> _Task requirements_: Please quote every line word for word.

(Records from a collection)
* BEGIN *

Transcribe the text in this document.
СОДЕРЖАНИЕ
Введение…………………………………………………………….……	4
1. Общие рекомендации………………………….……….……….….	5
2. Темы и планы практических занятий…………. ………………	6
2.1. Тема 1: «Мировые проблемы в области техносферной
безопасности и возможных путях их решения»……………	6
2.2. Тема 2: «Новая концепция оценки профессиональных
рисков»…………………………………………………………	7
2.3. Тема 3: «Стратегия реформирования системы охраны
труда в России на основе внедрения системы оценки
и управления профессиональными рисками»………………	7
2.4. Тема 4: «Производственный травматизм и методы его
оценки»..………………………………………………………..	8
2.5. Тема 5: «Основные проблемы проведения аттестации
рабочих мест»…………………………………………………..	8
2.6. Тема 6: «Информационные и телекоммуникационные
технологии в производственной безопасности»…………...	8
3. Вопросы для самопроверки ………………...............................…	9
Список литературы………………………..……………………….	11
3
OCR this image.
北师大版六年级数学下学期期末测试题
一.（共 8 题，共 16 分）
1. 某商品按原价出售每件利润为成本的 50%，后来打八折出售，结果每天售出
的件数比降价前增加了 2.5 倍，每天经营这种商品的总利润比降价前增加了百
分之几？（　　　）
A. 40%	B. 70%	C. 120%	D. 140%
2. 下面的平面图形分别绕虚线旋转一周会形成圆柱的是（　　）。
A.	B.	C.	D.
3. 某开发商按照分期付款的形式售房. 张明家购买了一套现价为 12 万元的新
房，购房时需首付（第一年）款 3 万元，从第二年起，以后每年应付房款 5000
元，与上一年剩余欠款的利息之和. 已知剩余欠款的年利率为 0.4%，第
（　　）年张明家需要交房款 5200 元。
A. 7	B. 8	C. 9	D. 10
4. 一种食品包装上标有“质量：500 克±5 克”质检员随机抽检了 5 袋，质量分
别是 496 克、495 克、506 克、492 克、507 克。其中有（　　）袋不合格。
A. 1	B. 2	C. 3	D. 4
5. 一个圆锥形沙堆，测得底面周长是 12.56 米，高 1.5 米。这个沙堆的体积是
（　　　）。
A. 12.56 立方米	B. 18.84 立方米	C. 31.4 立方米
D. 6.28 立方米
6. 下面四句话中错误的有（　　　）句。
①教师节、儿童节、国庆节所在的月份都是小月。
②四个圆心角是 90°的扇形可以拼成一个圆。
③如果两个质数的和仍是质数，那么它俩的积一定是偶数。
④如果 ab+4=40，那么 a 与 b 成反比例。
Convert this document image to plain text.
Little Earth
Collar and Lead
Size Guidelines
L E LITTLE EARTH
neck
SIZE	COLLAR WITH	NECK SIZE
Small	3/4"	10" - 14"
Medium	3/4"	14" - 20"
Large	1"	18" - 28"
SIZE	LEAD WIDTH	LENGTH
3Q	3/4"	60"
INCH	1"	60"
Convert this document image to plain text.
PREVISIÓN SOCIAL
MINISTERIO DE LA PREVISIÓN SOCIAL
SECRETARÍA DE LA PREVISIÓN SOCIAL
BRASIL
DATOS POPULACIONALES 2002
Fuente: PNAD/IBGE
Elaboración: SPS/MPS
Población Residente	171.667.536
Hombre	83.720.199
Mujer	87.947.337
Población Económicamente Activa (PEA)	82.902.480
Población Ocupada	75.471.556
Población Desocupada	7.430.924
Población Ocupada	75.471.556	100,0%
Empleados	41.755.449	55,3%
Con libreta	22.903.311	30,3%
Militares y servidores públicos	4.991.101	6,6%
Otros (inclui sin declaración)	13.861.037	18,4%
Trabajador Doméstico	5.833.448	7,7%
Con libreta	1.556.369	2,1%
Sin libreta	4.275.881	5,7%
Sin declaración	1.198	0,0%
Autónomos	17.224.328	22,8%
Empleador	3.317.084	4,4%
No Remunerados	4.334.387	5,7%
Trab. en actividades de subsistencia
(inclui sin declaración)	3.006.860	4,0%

* END *

> _Solution for this exercise_:
Transcribe the text in this document.
СОДЕРЖАНИЕ
Введение…………………………………………………………….……	4
1. Общие рекомендации………………………….……….……….….	5
2. Темы и планы практических занятий…………. ………………	6
2.1. Тема 1: «Мировые проблемы в области техносферной
безопасности и возможных путях их решения»……………	6
2.2. Тема 2: «Новая концепция оценки профессиональных
рисков»…………………………………………………………	7
2.3. Тема 3: «Стратегия реформирования системы охраны
труда в России на основе внедрения системы оценки
и управления профессиональными рисками»………………	7
2.4. Тема 4: «Производственный травматизм и методы его
оценки»..………………………………………………………..	8
2.5. Тема 5: «Основные проблемы проведения аттестации
рабочих мест»…………………………………………………..	8
2.6. Тема 6: «Информационные и телекоммуникационные
технологии в производственной безопасности»…………...	8
3. Вопросы для самопроверки ………………...............................…	9
Список литературы………………………..……………………….	11
3
OCR this image.
北师大版六年级数学下学期期末测试题
一.（共 8 题，共 16 分）
1. 某商品按原价出售每件利润为成本的 50%，后来打八折出售，结果每天售出
的件数比降价前增加了 2.5 倍，每天经营这种商品的总利润比降价前增加了百
分之几？（　　　）
A. 40%	B. 70%	C. 120%	D. 140%
2. 下面的平面图形分别绕虚线旋转一周会形成圆柱的是（　　）。
A.	B.	C.	D.
3. 某开发商按照分期付款的形式售房. 张明家购买了一套现价为 12 万元的新
房，购房时需首付（第一年）款 3 万元，从第二年起，以后每年应付房款 5000
元，与上一年剩余欠款的利息之和. 已知剩余欠款的年利率为 0.4%，第
（　　）年张明家需要交房款 5200 元。
A. 7	B. 8	C. 9	D. 10
4. 一种食品包装上标有“质量：500 克±5 克”质检员随机抽检了 5 袋，质量分
别是 496 克、495 克、506 克、492 克、507 克。其中有（　　）袋不合格。
A. 1	B. 2	C. 3	D. 4
5. 一个圆锥形沙堆，测得底面周长是 12.56 米，高 1.5 米。这个沙堆的体积是
（　　　）。
A. 12.56 立方米	B. 18.84 立方米	C. 31.4 立方米
D. 6.28 立方米
6. 下面四句话中错误的有（　　　）句。
①教师节、儿童节、国庆节所在的月份都是小月。
②四个圆心角是 90°的扇形可以拼成一个圆。
③如果两个质数的和仍是质数，那么它俩的积一定是偶数。
④如果 ab+4=40，那么 a 与 b 成反比例。
Convert this document image to plain text.
Little Earth
Collar and Lead
Size Guidelines
L E LITTLE EARTH
neck
SIZE	COLLAR WITH	NECK SIZE
Small	3/4"	10" - 14"
Medium	3/4"	14" - 20"
Large	1"	18" - 28"
SIZE	LEAD WIDTH	LENGTH
3Q	3/4"	60"
INCH	1"	60"
Convert this document image to plain text.
PREVISIÓN SOCIAL
MINISTERIO DE LA PREVISIÓN SOCIAL
SECRETARÍA DE LA PREVISIÓN SOCIAL
BRASIL
DATOS POPULACIONALES 2002
Fuente: PNAD/IBGE
Elaboración: SPS/MPS
Población Residente	171.667.536
Hombre	83.720.199
Mujer	87.947.337
Población Económicamente Activa (PEA)	82.902.480
Población Ocupada	75.471.556
Población Desocupada	7.430.924
Población Ocupada	75.471.556	100,0%
Empleados	41.755.449	55,3%
Con libreta	22.903.311	30,3%
Militares y servidores públicos	4.991.101	6,6%
Otros (inclui sin declaración)	13.861.037	18,4%
Trabajador Doméstico	5.833.448	7,7%
Con libreta	1.556.369	2,1%
Sin libreta	4.275.881	5,7%
Sin declaración	1.198	0,0%
Autónomos	17.224.328	22,8%
Empleador	3.317.084	4,4%
No Remunerados	4.334.387	5,7%
Trab. en actividades de subsistencia
(inclui sin declaración)	3.006.860	4,0%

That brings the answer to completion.